[Written exercise] Write out the material exactly, leaving every picture behind.
--- Start of Source records ---
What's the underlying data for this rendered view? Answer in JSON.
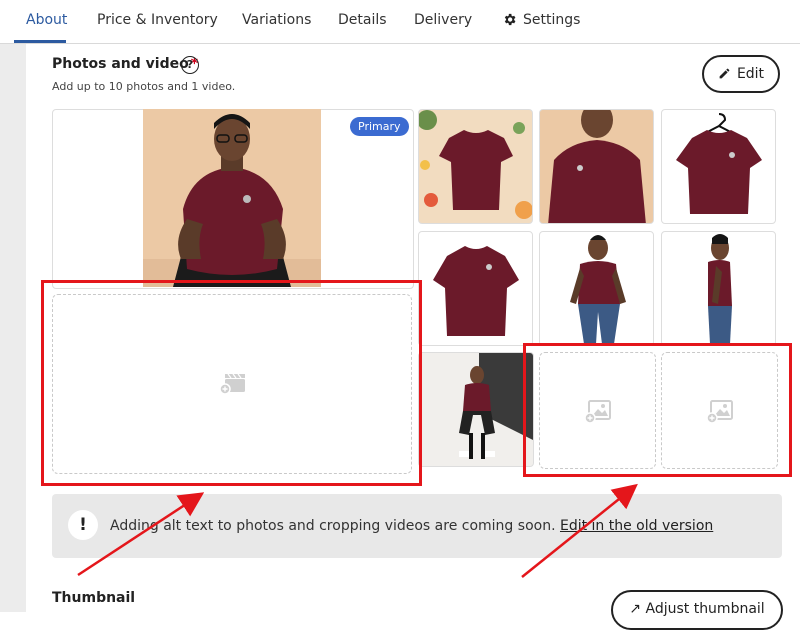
{
  "tabs": [
    {
      "label": "About",
      "active": true
    },
    {
      "label": "Price & Inventory"
    },
    {
      "label": "Variations"
    },
    {
      "label": "Details"
    },
    {
      "label": "Delivery"
    },
    {
      "label": "Settings",
      "icon": "gear-icon"
    }
  ],
  "photos": {
    "title": "Photos and video",
    "required_mark": "*",
    "help_symbol": "?",
    "subtitle": "Add up to 10 photos and 1 video.",
    "edit_label": "Edit",
    "primary_badge": "Primary"
  },
  "notice": {
    "icon_symbol": "!",
    "text": "Adding alt text to photos and cropping videos are coming soon.",
    "link": "Edit in the old version"
  },
  "thumbnail": {
    "title": "Thumbnail",
    "adjust_label": "Adjust thumbnail"
  },
  "colors": {
    "accent": "#2c5aa0",
    "shirt": "#6b1a2a",
    "annotation_red": "#e4161b",
    "primary_badge": "#3b6bd1"
  }
}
--- End of Source records ---
[Exercise result]
What's the underlying data for this rendered view? Answer in JSON.
{
  "tabs": [
    {
      "label": "About",
      "active": true
    },
    {
      "label": "Price & Inventory"
    },
    {
      "label": "Variations"
    },
    {
      "label": "Details"
    },
    {
      "label": "Delivery"
    },
    {
      "label": "Settings",
      "icon": "gear-icon"
    }
  ],
  "photos": {
    "title": "Photos and video",
    "required_mark": "*",
    "help_symbol": "?",
    "subtitle": "Add up to 10 photos and 1 video.",
    "edit_label": "Edit",
    "primary_badge": "Primary"
  },
  "notice": {
    "icon_symbol": "!",
    "text": "Adding alt text to photos and cropping videos are coming soon.",
    "link": "Edit in the old version"
  },
  "thumbnail": {
    "title": "Thumbnail",
    "adjust_label": "Adjust thumbnail"
  },
  "colors": {
    "accent": "#2c5aa0",
    "shirt": "#6b1a2a",
    "annotation_red": "#e4161b",
    "primary_badge": "#3b6bd1"
  }
}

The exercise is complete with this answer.